[Directions]: Locate every line in the material below that has the word "subject". Copy each of those lines.

Stored data
%%

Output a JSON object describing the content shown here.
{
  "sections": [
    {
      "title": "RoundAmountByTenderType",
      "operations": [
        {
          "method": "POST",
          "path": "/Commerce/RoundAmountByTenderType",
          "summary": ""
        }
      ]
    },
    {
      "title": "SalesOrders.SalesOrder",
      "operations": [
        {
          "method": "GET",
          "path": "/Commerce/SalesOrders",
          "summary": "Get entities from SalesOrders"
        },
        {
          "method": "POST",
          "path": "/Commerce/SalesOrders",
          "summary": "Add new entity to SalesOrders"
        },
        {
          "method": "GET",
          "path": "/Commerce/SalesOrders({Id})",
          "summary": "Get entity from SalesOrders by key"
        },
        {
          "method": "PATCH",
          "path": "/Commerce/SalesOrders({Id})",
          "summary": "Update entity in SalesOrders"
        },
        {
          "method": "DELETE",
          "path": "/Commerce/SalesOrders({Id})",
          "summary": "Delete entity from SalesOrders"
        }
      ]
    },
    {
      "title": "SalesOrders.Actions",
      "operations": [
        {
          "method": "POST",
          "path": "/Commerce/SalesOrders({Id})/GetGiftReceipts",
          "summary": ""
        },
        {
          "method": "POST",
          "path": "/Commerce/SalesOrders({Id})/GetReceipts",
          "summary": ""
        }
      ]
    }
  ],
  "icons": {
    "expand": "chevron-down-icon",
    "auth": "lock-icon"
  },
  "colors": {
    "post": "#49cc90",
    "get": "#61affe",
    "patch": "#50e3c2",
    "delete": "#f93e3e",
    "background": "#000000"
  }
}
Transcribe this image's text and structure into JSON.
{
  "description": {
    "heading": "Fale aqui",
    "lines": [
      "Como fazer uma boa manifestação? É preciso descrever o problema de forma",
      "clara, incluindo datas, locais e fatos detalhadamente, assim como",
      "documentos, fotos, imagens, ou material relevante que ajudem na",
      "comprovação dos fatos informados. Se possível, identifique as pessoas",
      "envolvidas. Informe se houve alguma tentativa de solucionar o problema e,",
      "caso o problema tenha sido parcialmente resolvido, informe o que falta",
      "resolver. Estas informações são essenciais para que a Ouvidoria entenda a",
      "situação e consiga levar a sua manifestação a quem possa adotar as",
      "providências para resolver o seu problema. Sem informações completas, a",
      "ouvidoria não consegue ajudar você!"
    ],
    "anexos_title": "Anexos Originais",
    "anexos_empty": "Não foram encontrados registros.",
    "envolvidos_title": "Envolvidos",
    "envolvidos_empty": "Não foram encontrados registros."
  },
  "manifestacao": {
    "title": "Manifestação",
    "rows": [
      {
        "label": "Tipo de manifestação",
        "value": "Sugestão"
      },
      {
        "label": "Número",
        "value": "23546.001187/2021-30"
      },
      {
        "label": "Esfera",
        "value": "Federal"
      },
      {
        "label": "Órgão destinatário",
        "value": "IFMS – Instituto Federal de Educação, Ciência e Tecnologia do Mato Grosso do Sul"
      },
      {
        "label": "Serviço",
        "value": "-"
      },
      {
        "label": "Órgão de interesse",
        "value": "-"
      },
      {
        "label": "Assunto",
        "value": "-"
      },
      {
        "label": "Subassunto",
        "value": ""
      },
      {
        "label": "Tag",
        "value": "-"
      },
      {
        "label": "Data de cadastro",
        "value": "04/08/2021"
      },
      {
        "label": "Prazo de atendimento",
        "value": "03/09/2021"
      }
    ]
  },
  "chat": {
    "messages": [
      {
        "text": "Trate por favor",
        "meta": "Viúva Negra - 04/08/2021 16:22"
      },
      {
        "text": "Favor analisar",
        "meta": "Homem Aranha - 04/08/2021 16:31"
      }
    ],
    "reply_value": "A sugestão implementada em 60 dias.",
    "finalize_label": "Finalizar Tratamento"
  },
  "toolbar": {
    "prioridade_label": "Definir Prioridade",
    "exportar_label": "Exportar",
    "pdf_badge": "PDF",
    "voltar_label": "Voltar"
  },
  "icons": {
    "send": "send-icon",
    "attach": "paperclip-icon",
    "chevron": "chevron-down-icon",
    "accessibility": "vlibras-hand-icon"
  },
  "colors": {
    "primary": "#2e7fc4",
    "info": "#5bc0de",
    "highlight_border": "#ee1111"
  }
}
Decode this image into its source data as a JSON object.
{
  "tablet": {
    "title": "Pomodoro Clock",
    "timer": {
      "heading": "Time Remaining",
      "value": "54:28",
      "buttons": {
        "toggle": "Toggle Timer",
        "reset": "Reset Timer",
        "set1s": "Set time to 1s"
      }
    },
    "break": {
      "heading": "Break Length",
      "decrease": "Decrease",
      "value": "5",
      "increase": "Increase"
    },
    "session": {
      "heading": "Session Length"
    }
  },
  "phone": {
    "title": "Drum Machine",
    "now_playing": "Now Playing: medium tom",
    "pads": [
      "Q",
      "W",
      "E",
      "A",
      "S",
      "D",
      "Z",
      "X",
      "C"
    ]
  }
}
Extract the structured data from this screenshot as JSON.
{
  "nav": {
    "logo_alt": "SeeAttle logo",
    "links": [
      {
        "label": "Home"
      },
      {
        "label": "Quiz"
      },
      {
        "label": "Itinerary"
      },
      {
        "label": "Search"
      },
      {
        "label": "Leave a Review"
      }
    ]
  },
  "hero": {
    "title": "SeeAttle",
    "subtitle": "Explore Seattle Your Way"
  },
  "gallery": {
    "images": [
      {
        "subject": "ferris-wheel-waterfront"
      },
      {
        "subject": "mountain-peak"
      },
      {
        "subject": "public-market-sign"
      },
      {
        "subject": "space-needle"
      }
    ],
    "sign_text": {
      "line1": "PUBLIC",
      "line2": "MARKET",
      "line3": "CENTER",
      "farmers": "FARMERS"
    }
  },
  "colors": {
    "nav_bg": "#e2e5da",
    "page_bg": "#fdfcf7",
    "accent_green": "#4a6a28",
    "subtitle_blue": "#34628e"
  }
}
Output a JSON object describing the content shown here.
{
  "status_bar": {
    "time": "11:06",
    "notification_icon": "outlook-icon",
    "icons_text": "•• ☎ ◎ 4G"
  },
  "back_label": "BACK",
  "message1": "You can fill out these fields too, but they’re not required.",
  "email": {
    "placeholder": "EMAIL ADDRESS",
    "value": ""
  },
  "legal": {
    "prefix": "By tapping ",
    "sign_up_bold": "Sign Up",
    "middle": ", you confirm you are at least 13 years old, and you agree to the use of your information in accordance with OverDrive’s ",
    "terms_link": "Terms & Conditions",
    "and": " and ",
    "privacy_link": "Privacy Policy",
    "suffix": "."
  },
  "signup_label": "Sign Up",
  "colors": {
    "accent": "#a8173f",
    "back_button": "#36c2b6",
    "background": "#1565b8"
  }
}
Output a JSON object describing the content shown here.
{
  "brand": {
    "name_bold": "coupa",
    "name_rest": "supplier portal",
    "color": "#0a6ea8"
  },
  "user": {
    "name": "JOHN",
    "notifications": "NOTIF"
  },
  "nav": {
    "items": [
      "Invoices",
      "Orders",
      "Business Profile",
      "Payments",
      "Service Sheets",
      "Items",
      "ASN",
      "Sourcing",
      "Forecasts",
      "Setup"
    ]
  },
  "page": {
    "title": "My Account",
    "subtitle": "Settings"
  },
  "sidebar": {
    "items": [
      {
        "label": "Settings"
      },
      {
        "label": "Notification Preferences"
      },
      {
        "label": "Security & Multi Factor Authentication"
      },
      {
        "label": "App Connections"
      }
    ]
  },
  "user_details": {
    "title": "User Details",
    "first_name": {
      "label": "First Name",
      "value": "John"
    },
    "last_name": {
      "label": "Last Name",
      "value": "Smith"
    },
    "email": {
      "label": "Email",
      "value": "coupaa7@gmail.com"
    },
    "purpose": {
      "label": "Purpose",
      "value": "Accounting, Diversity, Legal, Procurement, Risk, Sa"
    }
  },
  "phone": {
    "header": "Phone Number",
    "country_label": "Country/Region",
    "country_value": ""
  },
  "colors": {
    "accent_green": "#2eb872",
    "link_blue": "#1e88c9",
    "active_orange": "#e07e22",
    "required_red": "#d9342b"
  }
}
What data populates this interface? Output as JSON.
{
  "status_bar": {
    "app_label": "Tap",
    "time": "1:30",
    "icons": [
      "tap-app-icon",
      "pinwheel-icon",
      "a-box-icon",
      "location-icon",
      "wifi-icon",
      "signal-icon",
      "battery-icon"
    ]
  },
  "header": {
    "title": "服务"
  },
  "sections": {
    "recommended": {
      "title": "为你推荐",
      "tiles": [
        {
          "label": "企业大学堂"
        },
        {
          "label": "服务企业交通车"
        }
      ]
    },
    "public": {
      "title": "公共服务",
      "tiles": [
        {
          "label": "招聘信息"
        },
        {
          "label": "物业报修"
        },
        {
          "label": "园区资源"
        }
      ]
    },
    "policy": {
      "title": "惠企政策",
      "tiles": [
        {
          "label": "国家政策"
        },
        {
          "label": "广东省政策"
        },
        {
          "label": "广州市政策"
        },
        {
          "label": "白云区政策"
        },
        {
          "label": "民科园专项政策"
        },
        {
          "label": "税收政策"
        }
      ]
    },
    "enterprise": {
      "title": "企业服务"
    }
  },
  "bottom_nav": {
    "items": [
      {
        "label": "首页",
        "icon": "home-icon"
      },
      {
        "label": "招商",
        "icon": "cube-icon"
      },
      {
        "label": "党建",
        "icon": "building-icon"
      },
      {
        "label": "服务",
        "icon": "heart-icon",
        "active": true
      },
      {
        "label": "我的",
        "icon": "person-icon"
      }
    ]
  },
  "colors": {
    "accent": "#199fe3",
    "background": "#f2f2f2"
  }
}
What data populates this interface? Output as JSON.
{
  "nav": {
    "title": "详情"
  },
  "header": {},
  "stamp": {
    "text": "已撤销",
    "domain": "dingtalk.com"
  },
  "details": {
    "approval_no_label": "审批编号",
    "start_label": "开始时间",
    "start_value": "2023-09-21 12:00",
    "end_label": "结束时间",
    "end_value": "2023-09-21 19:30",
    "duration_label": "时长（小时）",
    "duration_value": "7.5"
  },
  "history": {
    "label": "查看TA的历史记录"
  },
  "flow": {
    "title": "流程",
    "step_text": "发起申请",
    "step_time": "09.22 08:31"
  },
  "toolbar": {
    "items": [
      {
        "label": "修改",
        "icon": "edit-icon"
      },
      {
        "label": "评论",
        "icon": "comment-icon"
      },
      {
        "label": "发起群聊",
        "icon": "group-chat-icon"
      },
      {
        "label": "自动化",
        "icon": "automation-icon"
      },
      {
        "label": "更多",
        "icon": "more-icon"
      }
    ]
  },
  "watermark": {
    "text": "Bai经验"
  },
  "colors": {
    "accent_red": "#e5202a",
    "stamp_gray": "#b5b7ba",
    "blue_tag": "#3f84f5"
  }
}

%%

[Full output]:
        "subject": "ferris-wheel-waterfront"
        "subject": "mountain-peak"
        "subject": "public-market-sign"
        "subject": "space-needle"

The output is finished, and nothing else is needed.